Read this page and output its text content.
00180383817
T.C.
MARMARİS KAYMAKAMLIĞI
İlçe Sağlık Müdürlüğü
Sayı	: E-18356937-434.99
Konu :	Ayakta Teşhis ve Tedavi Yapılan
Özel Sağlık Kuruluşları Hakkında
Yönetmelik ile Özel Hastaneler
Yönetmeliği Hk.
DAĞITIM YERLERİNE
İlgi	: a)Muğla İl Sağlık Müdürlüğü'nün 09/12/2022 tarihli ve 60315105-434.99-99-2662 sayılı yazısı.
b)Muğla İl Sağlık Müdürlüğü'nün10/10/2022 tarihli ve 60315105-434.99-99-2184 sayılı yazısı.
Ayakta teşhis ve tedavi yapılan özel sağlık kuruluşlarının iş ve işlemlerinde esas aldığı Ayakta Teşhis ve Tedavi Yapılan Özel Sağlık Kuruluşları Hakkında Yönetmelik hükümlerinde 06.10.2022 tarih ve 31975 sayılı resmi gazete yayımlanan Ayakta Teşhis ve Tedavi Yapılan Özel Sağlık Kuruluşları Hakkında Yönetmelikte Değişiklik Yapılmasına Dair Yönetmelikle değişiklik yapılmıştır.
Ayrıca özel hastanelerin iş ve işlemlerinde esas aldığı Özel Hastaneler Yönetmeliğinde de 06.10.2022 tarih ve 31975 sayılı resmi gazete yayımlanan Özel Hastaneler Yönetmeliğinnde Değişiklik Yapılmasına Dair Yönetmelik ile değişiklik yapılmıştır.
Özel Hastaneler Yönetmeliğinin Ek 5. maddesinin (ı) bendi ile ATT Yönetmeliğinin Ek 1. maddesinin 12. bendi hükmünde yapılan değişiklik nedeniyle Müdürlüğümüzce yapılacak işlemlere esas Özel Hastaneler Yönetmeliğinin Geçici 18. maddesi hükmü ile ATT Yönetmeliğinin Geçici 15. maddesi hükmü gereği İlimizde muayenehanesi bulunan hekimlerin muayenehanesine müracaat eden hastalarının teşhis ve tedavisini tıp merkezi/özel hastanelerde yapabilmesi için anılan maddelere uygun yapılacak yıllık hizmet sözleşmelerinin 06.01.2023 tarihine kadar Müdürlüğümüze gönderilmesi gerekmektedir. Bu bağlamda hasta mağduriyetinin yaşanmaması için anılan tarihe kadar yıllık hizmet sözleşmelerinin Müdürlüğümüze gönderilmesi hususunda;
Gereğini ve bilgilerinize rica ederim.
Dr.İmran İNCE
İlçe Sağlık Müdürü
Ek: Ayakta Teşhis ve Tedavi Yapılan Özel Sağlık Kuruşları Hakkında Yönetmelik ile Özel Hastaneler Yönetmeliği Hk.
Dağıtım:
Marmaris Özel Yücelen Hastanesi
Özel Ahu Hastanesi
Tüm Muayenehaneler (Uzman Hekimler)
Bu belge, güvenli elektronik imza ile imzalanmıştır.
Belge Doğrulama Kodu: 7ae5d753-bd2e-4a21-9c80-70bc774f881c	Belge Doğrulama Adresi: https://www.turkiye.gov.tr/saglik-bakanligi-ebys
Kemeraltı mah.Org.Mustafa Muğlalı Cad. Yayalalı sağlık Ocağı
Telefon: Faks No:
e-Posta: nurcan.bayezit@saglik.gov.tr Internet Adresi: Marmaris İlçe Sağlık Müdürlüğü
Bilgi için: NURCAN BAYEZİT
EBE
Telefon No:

*Stated task*: Show each line in the entries that holds the string "Adresi".

*Result for this exercise*:
Belge Doğrulama Kodu: 7ae5d753-bd2e-4a21-9c80-70bc774f881c	Belge Doğrulama Adresi: https://www.turkiye.gov.tr/saglik-bakanligi-ebys
e-Posta: nurcan.bayezit@saglik.gov.tr Internet Adresi: Marmaris İlçe Sağlık Müdürlüğü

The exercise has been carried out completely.